# [WHAT YOU NEED TO DO]
Give the number of lines in the data that contain "screenshot", and nothing more.

Records contained in a dataset:
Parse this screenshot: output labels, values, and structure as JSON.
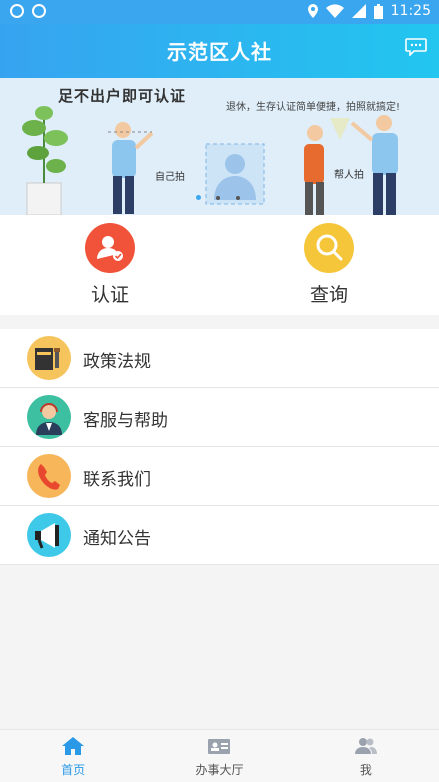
{
  "status": {
    "time": "11:25"
  },
  "app": {
    "title": "示范区人社"
  },
  "banner": {
    "headline": "足不出户即可认证",
    "tagline": "退休，生存认证简单便捷，拍照就搞定!",
    "label_self": "自己拍",
    "label_help": "帮人拍"
  },
  "quick": {
    "certify": "认证",
    "query": "查询"
  },
  "menu": [
    {
      "label": "政策法规"
    },
    {
      "label": "客服与帮助"
    },
    {
      "label": "联系我们"
    },
    {
      "label": "通知公告"
    }
  ],
  "tabs": {
    "home": "首页",
    "service": "办事大厅",
    "me": "我"
  },
  "colors": {
    "accent": "#2a9ae8",
    "certify": "#f0533a",
    "query": "#f5c53a"
  }
}
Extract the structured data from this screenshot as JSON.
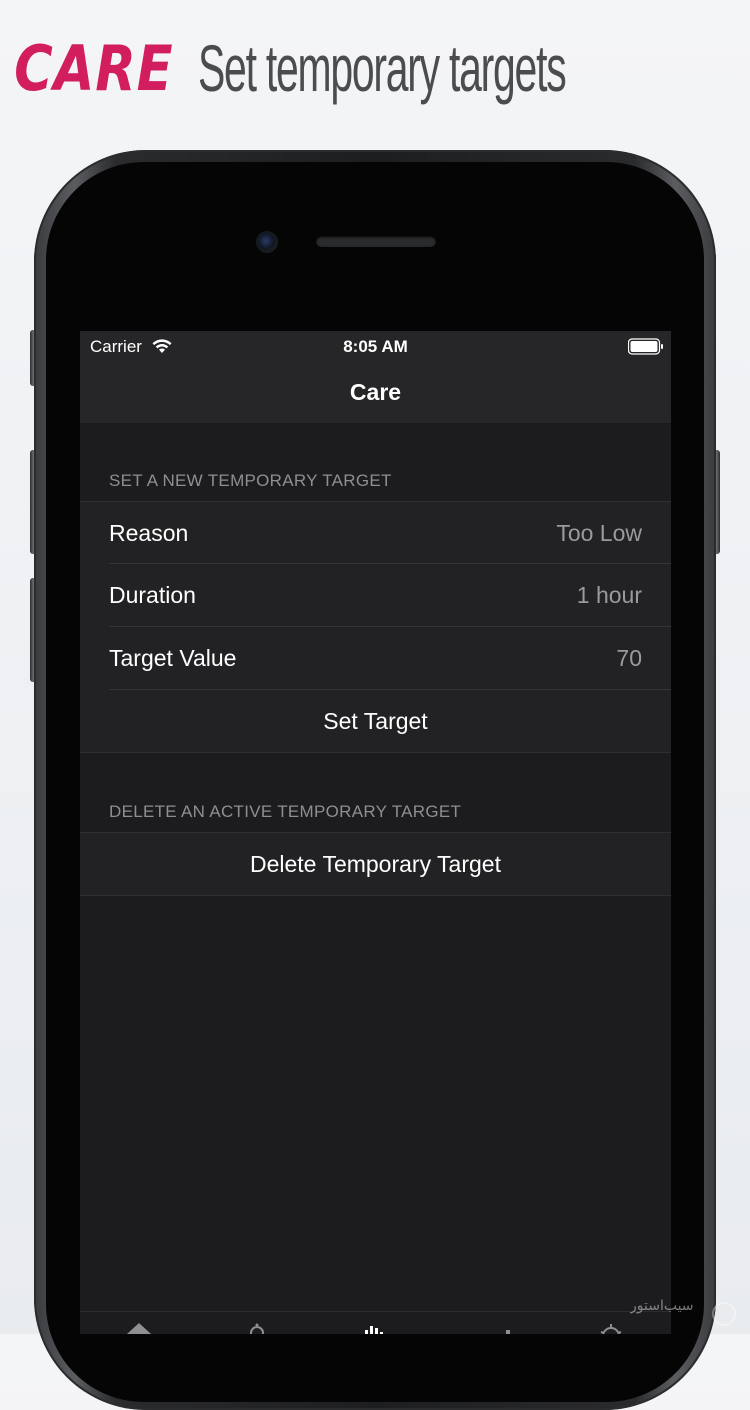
{
  "promo": {
    "brand": "CARE",
    "tagline": "Set temporary targets"
  },
  "status_bar": {
    "carrier": "Carrier",
    "time": "8:05 AM",
    "wifi_icon": "wifi-icon",
    "battery_icon": "battery-icon"
  },
  "nav": {
    "title": "Care"
  },
  "new_target_section": {
    "header": "SET A NEW TEMPORARY TARGET",
    "rows": [
      {
        "label": "Reason",
        "value": "Too Low"
      },
      {
        "label": "Duration",
        "value": "1 hour"
      },
      {
        "label": "Target Value",
        "value": "70"
      }
    ],
    "action": "Set Target"
  },
  "delete_section": {
    "header": "DELETE AN ACTIVE TEMPORARY TARGET",
    "action": "Delete Temporary Target"
  },
  "tab_bar": {
    "icons": [
      "home-icon",
      "bell-icon",
      "chart-icon",
      "bar-icon",
      "gear-icon"
    ]
  },
  "watermark": {
    "text": "سیب‌استور"
  },
  "colors": {
    "brand": "#d21e5f",
    "screen_bg": "#1c1c1e",
    "cell_bg": "#222224",
    "secondary_text": "#8e8e93"
  }
}
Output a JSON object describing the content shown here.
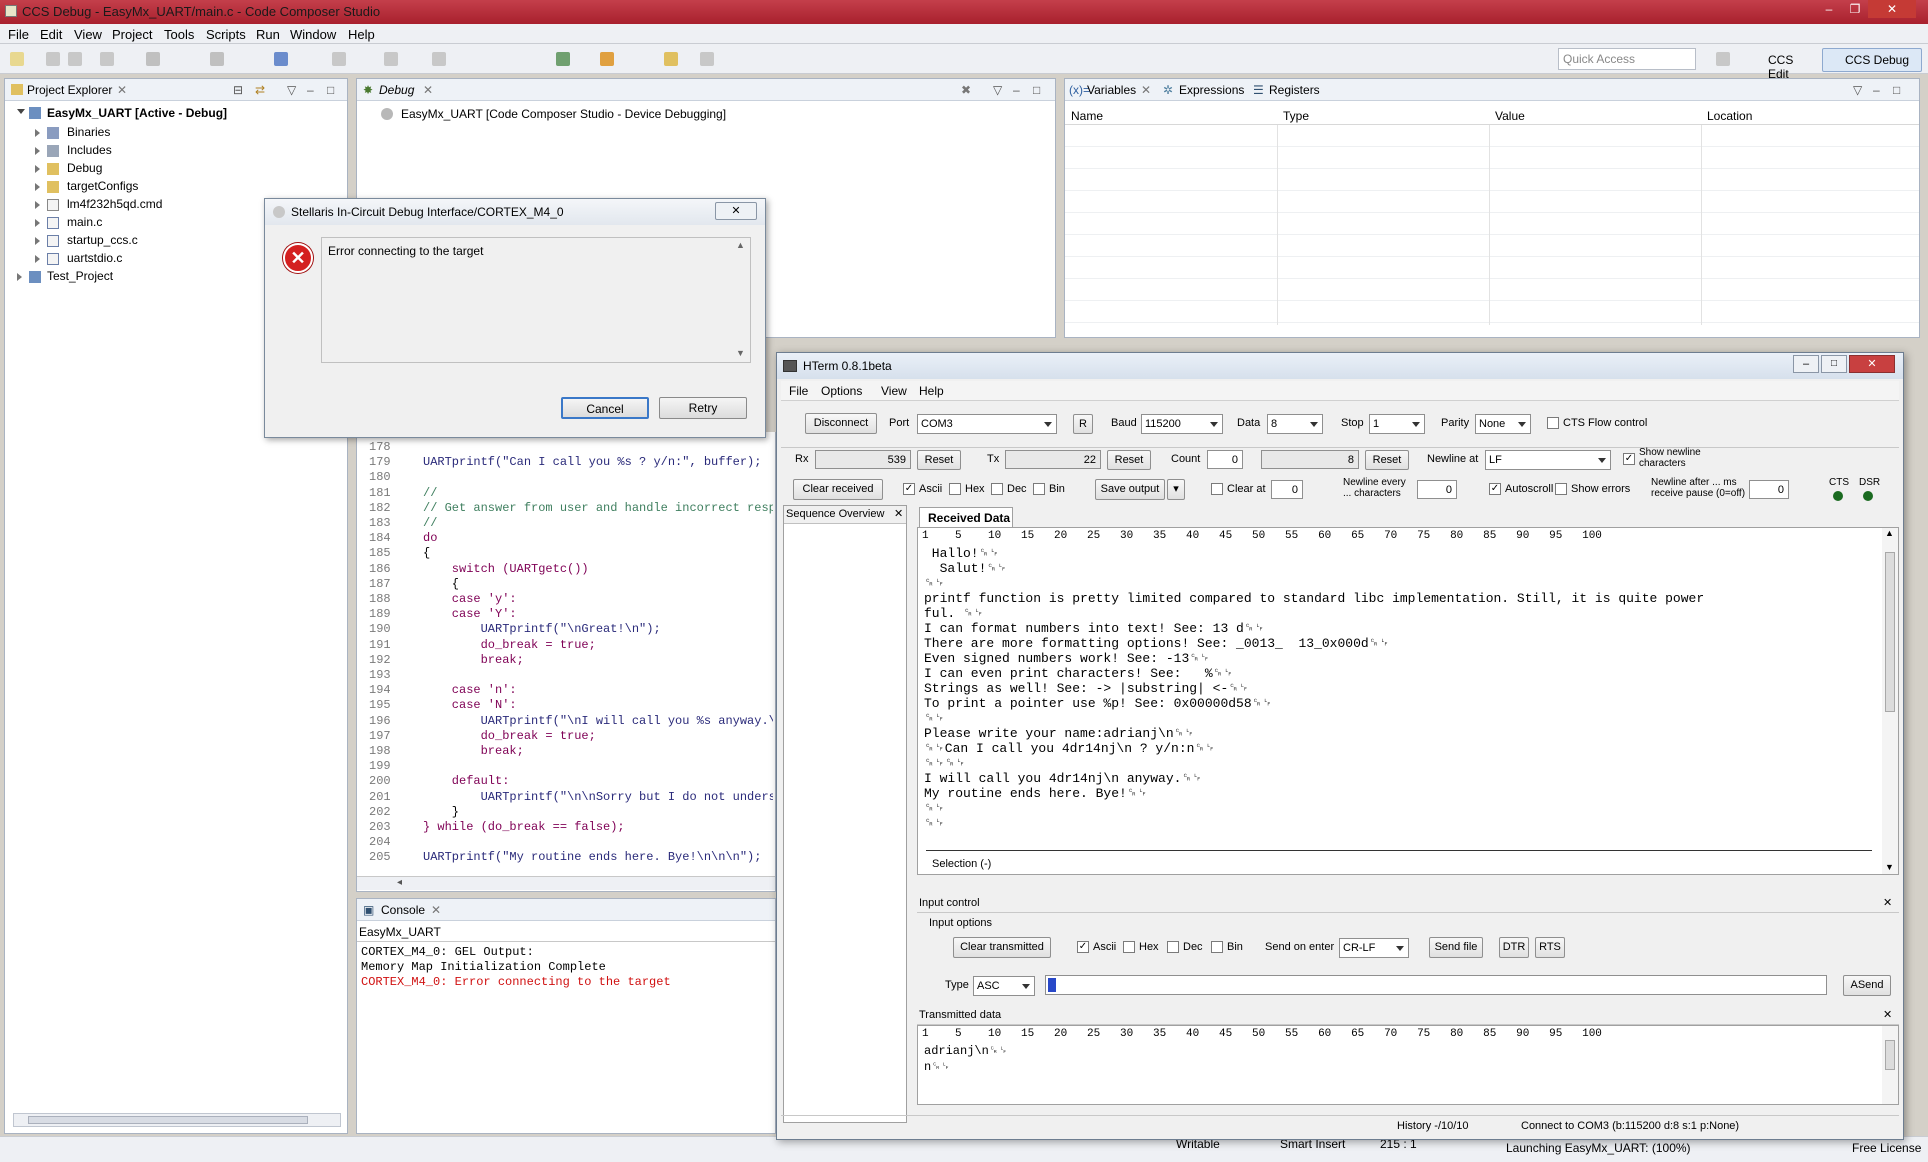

# [COMPLETE OUTPUT]
2